[start of Task material]

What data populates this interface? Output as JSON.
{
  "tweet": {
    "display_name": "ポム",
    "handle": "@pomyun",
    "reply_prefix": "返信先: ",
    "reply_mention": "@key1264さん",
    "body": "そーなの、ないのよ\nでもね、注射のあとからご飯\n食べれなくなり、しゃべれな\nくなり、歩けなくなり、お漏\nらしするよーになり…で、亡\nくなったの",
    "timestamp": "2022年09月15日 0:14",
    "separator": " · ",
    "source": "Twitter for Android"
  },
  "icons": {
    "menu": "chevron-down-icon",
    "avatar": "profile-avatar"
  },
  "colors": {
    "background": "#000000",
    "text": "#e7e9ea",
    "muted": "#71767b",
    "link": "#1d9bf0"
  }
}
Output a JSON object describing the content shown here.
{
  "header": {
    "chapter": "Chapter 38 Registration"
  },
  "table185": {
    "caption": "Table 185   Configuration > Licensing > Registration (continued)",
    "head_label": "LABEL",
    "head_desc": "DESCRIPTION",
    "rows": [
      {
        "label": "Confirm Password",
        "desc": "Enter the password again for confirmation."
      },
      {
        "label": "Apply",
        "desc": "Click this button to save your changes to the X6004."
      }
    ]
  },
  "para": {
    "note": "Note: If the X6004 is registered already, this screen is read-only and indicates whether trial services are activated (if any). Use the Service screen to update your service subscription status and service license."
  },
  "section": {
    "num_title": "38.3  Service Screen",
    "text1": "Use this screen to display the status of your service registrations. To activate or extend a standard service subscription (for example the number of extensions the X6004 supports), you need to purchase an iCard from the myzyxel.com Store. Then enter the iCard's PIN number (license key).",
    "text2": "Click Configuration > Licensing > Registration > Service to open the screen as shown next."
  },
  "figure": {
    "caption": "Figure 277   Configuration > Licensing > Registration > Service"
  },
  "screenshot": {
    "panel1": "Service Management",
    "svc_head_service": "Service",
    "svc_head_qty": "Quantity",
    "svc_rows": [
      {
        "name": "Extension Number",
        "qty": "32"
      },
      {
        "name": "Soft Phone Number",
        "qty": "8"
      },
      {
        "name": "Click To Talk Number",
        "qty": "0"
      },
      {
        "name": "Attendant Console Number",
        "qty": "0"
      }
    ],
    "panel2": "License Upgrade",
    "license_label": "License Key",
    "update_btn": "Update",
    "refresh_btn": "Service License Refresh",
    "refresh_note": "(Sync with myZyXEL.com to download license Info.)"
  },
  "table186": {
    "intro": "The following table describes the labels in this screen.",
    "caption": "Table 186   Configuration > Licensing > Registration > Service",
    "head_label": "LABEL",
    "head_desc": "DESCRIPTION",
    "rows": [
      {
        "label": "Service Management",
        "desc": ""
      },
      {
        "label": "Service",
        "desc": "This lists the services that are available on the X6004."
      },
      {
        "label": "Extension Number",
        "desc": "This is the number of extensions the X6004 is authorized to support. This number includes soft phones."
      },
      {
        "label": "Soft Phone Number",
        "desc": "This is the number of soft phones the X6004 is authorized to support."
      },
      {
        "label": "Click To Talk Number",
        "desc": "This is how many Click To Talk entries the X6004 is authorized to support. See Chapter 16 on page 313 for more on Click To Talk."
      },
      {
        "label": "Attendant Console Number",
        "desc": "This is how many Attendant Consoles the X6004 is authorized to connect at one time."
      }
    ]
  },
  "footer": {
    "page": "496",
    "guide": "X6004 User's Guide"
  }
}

[end of Task material]

Instructions to follow:
Extract all of the data above without altering anything.

The result:
What data populates this interface? Output as JSON.
{
  "tweet": {
    "display_name": "ポム",
    "handle": "@pomyun",
    "reply_prefix": "返信先: ",
    "reply_mention": "@key1264さん",
    "body": "そーなの、ないのよ\nでもね、注射のあとからご飯\n食べれなくなり、しゃべれな\nくなり、歩けなくなり、お漏\nらしするよーになり…で、亡\nくなったの",
    "timestamp": "2022年09月15日 0:14",
    "separator": " · ",
    "source": "Twitter for Android"
  },
  "icons": {
    "menu": "chevron-down-icon",
    "avatar": "profile-avatar"
  },
  "colors": {
    "background": "#000000",
    "text": "#e7e9ea",
    "muted": "#71767b",
    "link": "#1d9bf0"
  }
}
Output a JSON object describing the content shown here.
{
  "header": {
    "chapter": "Chapter 38 Registration"
  },
  "table185": {
    "caption": "Table 185   Configuration > Licensing > Registration (continued)",
    "head_label": "LABEL",
    "head_desc": "DESCRIPTION",
    "rows": [
      {
        "label": "Confirm Password",
        "desc": "Enter the password again for confirmation."
      },
      {
        "label": "Apply",
        "desc": "Click this button to save your changes to the X6004."
      }
    ]
  },
  "para": {
    "note": "Note: If the X6004 is registered already, this screen is read-only and indicates whether trial services are activated (if any). Use the Service screen to update your service subscription status and service license."
  },
  "section": {
    "num_title": "38.3  Service Screen",
    "text1": "Use this screen to display the status of your service registrations. To activate or extend a standard service subscription (for example the number of extensions the X6004 supports), you need to purchase an iCard from the myzyxel.com Store. Then enter the iCard's PIN number (license key).",
    "text2": "Click Configuration > Licensing > Registration > Service to open the screen as shown next."
  },
  "figure": {
    "caption": "Figure 277   Configuration > Licensing > Registration > Service"
  },
  "screenshot": {
    "panel1": "Service Management",
    "svc_head_service": "Service",
    "svc_head_qty": "Quantity",
    "svc_rows": [
      {
        "name": "Extension Number",
        "qty": "32"
      },
      {
        "name": "Soft Phone Number",
        "qty": "8"
      },
      {
        "name": "Click To Talk Number",
        "qty": "0"
      },
      {
        "name": "Attendant Console Number",
        "qty": "0"
      }
    ],
    "panel2": "License Upgrade",
    "license_label": "License Key",
    "update_btn": "Update",
    "refresh_btn": "Service License Refresh",
    "refresh_note": "(Sync with myZyXEL.com to download license Info.)"
  },
  "table186": {
    "intro": "The following table describes the labels in this screen.",
    "caption": "Table 186   Configuration > Licensing > Registration > Service",
    "head_label": "LABEL",
    "head_desc": "DESCRIPTION",
    "rows": [
      {
        "label": "Service Management",
        "desc": ""
      },
      {
        "label": "Service",
        "desc": "This lists the services that are available on the X6004."
      },
      {
        "label": "Extension Number",
        "desc": "This is the number of extensions the X6004 is authorized to support. This number includes soft phones."
      },
      {
        "label": "Soft Phone Number",
        "desc": "This is the number of soft phones the X6004 is authorized to support."
      },
      {
        "label": "Click To Talk Number",
        "desc": "This is how many Click To Talk entries the X6004 is authorized to support. See Chapter 16 on page 313 for more on Click To Talk."
      },
      {
        "label": "Attendant Console Number",
        "desc": "This is how many Attendant Consoles the X6004 is authorized to connect at one time."
      }
    ]
  },
  "footer": {
    "page": "496",
    "guide": "X6004 User's Guide"
  }
}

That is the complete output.